GIVEN TASK:
Scan the data beneath this task and copy each line that includes "Jeudi".

DATASET ROWS:
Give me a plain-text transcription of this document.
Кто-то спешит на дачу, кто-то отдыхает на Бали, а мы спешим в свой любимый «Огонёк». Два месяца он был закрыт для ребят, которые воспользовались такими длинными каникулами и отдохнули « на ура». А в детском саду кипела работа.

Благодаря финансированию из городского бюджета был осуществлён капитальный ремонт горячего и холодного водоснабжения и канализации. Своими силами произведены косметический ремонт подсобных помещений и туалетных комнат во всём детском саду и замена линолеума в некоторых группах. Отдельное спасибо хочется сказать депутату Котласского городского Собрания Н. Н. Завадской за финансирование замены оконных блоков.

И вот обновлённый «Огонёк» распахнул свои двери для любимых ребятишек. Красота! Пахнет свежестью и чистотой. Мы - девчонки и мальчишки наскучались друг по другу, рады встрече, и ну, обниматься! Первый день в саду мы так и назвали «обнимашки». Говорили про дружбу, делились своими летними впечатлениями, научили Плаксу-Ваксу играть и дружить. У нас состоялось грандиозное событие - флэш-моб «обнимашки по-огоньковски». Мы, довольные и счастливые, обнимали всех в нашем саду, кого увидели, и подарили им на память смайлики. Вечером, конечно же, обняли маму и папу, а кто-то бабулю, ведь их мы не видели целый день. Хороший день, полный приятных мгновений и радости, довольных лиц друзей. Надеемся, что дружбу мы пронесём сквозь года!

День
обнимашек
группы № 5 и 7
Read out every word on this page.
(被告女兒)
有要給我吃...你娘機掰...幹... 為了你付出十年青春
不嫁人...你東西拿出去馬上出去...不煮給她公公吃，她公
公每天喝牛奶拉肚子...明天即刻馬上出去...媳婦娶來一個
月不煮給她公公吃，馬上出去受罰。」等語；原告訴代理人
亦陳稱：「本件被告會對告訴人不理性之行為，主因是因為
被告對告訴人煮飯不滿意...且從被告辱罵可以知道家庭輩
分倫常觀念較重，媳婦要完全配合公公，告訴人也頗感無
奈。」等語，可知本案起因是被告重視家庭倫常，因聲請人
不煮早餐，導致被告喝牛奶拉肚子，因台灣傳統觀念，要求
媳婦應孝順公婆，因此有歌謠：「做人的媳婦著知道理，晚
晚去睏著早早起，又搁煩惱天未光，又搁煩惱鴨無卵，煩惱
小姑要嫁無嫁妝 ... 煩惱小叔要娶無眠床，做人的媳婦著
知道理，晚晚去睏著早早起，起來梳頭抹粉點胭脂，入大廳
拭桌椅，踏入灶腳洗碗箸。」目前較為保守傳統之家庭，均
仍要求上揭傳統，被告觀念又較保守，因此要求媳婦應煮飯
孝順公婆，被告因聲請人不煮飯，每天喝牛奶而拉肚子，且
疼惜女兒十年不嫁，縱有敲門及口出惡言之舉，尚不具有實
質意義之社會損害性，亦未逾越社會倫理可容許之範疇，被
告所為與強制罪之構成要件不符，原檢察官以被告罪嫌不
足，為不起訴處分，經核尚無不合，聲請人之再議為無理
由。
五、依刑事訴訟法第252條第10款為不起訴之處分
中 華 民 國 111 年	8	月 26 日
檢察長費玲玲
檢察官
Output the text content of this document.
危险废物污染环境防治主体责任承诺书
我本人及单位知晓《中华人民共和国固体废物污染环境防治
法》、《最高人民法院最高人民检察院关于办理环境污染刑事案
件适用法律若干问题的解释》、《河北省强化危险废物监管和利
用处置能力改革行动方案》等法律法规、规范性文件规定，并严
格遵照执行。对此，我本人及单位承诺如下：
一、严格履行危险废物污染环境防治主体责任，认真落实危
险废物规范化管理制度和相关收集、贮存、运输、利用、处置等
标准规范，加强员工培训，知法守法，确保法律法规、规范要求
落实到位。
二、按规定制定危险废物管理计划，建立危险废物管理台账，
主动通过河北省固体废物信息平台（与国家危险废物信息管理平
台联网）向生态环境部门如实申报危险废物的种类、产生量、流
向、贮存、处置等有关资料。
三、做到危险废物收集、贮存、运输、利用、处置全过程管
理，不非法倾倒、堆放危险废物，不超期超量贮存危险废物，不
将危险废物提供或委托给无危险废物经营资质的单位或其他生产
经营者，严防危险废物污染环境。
==
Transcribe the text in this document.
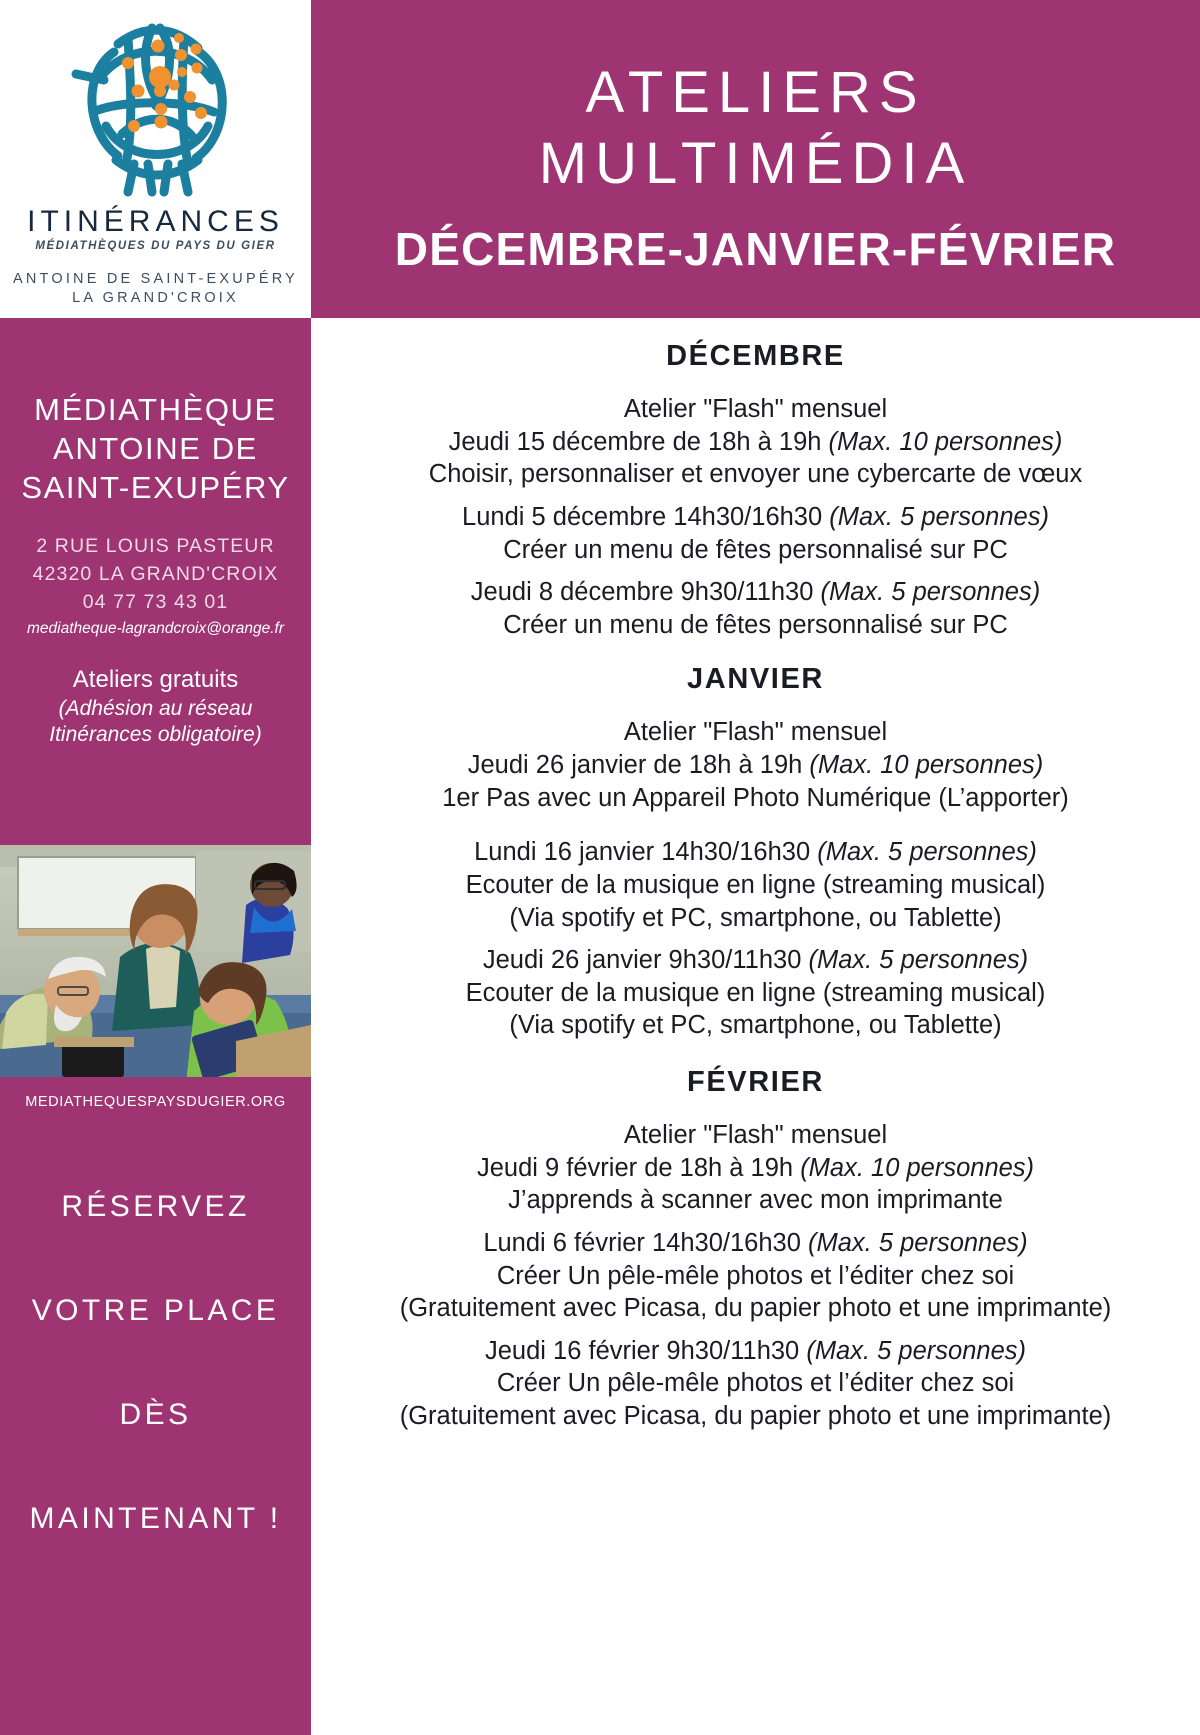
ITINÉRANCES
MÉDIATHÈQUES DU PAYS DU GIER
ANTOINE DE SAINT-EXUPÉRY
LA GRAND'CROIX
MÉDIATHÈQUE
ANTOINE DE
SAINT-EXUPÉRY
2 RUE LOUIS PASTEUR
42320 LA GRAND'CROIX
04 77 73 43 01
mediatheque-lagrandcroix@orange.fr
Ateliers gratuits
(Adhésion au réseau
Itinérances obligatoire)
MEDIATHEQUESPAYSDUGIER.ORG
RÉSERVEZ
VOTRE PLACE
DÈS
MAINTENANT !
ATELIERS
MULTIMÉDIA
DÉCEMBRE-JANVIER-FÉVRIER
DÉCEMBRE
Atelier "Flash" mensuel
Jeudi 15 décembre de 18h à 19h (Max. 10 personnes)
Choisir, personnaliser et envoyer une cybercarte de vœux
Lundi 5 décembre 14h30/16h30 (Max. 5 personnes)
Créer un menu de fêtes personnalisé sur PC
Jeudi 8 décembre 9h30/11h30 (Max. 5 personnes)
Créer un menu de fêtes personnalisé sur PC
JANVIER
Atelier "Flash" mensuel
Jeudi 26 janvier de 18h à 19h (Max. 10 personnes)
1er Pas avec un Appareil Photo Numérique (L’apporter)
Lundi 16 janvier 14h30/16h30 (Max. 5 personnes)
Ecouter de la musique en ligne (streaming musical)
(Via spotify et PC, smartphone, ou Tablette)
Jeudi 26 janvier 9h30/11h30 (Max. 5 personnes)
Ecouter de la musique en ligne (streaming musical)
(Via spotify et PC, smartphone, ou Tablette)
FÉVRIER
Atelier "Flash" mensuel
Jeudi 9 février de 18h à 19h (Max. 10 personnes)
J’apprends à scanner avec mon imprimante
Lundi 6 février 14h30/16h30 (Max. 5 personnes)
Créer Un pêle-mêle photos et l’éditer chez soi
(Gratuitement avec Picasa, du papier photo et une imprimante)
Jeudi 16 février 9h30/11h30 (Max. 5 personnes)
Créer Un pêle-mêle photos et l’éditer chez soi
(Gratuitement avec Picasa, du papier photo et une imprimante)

TASK SOLUTION:
Jeudi 15 décembre de 18h à 19h (Max. 10 personnes)
Jeudi 8 décembre 9h30/11h30 (Max. 5 personnes)
Jeudi 26 janvier de 18h à 19h (Max. 10 personnes)
Jeudi 26 janvier 9h30/11h30 (Max. 5 personnes)
Jeudi 9 février de 18h à 19h (Max. 10 personnes)
Jeudi 16 février 9h30/11h30 (Max. 5 personnes)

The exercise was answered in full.